>> begin Available records

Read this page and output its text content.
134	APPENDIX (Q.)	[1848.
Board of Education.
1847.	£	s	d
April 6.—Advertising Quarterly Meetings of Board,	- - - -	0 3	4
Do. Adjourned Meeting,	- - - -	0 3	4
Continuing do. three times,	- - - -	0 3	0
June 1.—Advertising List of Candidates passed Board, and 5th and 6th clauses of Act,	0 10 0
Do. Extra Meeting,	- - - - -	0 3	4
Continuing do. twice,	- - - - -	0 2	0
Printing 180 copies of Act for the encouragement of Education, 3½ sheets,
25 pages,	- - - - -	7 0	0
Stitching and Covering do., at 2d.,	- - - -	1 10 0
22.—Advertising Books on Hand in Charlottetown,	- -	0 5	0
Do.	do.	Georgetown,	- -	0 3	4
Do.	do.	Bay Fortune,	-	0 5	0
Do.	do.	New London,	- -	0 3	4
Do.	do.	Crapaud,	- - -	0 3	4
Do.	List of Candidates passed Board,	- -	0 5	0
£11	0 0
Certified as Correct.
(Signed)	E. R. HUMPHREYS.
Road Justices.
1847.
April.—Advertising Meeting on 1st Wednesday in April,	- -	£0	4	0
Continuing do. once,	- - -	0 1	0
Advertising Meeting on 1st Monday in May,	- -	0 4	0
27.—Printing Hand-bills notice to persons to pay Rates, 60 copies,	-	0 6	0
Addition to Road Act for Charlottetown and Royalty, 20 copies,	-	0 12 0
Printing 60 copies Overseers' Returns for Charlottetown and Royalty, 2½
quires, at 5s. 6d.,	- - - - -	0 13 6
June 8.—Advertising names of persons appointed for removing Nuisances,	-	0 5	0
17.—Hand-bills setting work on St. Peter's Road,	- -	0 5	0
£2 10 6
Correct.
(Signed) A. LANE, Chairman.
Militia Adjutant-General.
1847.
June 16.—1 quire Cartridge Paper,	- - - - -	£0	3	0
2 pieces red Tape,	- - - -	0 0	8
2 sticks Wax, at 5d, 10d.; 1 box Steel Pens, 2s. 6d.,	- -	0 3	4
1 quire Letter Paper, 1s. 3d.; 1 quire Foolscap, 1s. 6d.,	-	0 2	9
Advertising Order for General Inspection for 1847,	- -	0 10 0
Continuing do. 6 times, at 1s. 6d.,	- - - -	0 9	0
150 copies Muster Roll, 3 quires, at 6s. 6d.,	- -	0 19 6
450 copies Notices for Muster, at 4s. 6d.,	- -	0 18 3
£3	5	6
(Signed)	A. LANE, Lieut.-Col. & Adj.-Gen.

>> end Available records
>> begin Available records

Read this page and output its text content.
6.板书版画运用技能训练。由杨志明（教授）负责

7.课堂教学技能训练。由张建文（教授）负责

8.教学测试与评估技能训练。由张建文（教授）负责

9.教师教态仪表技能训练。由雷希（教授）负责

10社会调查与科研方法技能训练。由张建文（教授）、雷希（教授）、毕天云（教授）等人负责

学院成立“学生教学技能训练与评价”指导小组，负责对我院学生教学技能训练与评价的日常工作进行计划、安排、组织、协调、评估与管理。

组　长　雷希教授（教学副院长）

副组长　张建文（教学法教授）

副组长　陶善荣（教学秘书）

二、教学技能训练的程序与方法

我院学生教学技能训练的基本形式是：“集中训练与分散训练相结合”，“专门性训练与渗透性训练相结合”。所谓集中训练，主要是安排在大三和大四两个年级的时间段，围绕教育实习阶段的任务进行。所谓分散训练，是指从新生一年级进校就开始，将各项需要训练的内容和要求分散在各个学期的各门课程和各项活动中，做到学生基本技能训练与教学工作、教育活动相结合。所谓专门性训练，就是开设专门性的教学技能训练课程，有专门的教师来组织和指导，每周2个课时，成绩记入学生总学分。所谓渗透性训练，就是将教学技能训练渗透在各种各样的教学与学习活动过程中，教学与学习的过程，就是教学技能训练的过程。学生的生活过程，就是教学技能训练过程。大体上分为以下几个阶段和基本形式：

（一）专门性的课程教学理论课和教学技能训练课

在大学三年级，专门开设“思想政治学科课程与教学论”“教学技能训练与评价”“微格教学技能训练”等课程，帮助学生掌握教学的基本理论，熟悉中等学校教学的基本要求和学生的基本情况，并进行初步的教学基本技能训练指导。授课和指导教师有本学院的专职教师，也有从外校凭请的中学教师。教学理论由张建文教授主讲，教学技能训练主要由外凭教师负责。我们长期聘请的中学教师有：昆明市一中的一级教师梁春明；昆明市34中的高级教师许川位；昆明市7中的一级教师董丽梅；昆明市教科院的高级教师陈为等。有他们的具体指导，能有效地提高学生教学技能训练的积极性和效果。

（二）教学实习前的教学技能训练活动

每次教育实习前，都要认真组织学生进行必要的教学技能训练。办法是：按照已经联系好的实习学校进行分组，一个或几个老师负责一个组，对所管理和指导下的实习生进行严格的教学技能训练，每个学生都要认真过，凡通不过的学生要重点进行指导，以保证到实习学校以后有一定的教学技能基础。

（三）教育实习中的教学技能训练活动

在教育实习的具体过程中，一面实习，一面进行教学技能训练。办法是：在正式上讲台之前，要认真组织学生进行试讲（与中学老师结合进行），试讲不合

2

>> end Available records

**Written problem**
Which lines include "Education"? Copy each of them out.

**Response**
Board of Education.
Printing 180 copies of Act for the encouragement of Education, 3½ sheets,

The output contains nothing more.